— begin Input data —
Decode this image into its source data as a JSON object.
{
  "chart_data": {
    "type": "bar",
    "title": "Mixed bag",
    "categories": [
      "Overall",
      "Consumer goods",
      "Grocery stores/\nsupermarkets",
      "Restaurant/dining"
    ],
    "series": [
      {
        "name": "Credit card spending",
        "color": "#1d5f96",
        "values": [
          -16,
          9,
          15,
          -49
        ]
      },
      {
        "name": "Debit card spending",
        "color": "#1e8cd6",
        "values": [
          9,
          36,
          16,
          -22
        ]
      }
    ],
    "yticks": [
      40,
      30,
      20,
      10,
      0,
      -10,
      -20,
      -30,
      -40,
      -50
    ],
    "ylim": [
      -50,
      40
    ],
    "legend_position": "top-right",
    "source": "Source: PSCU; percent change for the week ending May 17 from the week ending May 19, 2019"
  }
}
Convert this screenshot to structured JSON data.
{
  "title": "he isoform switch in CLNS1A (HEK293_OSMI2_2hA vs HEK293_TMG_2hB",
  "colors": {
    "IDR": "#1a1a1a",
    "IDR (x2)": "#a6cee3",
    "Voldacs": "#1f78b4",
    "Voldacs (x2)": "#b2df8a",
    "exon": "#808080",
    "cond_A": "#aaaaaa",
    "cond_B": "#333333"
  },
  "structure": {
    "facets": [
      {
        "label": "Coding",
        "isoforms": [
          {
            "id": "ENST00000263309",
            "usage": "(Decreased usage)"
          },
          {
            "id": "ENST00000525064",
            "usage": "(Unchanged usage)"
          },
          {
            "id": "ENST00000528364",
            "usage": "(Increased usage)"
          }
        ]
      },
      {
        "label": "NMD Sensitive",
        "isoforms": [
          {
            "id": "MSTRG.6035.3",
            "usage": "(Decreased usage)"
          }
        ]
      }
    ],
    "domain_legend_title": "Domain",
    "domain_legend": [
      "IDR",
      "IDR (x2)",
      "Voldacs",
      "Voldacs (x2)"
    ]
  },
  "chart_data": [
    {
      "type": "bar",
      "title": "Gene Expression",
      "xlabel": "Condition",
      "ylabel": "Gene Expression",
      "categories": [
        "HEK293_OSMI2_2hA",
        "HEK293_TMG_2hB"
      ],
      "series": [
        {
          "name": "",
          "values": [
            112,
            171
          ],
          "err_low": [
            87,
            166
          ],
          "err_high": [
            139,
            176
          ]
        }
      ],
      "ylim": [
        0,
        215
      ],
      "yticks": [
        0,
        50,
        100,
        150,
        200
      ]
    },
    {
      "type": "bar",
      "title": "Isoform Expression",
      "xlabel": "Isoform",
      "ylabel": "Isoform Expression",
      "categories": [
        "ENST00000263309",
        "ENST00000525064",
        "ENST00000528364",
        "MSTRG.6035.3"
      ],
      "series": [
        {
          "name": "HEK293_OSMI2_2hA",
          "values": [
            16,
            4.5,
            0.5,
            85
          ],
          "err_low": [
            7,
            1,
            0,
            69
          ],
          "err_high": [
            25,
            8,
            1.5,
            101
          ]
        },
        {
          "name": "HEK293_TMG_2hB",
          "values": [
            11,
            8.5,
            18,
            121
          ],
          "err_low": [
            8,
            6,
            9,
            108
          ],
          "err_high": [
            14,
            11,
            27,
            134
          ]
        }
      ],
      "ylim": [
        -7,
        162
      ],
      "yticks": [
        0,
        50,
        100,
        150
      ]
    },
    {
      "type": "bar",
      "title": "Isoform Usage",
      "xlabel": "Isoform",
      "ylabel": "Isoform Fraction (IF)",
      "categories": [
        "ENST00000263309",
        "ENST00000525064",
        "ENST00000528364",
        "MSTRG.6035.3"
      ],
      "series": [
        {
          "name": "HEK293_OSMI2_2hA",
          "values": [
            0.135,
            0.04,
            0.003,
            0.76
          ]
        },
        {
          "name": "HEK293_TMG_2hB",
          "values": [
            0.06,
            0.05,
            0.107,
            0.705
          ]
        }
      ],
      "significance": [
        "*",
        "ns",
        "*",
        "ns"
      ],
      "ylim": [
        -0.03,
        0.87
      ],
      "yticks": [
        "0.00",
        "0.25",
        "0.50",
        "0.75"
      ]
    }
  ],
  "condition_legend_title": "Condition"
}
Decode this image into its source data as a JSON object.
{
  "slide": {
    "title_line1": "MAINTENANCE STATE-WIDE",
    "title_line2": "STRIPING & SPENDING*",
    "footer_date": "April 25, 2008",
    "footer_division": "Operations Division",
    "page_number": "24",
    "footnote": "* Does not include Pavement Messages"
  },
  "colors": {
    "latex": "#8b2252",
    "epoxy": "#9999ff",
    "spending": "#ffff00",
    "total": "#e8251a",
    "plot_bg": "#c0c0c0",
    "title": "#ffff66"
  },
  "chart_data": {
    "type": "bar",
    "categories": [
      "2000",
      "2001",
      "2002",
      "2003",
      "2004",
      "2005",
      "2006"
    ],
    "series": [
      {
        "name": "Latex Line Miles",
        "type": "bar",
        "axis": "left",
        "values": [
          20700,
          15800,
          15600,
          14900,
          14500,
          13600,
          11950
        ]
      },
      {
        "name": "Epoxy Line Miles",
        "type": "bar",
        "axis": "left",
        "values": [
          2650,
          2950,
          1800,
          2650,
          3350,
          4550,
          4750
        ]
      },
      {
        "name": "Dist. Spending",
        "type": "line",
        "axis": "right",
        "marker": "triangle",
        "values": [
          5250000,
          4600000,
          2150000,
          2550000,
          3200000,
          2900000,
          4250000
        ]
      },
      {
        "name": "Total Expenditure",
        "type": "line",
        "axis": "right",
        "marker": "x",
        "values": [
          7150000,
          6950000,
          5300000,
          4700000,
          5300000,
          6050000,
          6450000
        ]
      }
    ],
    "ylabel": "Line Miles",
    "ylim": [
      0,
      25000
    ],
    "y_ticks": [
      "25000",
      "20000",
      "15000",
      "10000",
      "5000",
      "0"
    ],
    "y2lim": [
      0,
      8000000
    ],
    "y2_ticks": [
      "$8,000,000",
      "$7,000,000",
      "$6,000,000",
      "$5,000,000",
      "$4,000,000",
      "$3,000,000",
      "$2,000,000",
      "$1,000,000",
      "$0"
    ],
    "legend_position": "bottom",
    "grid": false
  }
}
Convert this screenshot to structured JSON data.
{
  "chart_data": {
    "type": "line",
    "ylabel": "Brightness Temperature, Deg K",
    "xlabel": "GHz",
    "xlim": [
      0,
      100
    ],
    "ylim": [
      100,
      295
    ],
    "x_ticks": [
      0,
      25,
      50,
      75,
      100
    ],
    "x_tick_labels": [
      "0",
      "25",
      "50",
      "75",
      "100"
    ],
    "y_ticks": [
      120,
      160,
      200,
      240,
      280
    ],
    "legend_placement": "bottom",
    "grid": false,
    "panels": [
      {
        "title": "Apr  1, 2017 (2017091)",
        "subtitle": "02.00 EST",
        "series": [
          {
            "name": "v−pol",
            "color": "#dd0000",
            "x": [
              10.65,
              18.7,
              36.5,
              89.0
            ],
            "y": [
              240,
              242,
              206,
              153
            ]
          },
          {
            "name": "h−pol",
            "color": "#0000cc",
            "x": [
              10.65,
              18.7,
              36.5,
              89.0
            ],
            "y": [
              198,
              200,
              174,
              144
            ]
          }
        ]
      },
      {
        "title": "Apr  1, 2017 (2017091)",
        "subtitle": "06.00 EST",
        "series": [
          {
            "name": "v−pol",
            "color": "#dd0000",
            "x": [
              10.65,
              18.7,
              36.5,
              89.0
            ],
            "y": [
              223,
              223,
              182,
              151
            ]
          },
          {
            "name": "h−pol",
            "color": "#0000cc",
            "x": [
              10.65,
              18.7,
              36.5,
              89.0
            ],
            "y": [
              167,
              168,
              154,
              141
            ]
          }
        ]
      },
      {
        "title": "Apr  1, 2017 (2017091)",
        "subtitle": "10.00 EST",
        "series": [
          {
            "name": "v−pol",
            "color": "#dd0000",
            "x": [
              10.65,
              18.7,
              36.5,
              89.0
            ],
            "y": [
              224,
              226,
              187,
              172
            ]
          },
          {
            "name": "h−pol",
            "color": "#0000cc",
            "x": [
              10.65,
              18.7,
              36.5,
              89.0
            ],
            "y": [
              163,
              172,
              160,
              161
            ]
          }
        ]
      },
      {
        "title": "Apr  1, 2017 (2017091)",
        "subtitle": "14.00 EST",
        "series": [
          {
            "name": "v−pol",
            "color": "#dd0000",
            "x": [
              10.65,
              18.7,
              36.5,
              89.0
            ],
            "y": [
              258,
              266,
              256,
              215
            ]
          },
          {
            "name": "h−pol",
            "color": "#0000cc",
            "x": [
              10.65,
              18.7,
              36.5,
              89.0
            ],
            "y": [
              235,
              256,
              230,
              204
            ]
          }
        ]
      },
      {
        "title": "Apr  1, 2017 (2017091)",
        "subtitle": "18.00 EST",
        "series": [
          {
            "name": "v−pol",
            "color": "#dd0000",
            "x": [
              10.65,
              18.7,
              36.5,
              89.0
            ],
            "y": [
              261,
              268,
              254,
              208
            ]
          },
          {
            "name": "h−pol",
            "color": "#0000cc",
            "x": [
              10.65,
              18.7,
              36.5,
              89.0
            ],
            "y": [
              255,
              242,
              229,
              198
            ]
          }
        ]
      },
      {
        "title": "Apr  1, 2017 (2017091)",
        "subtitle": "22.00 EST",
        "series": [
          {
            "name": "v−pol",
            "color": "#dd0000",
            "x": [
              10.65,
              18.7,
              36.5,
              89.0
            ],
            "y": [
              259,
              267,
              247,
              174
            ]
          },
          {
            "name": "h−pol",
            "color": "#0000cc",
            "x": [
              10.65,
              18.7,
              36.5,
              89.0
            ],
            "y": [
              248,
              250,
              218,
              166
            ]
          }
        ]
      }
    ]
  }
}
— end Input data —
* Your task *
Filter out all lines lacking the word "Expression" and copy the rest.

* Correct output *
      "title": "Gene Expression",
      "ylabel": "Gene Expression",
      "title": "Isoform Expression",
      "ylabel": "Isoform Expression",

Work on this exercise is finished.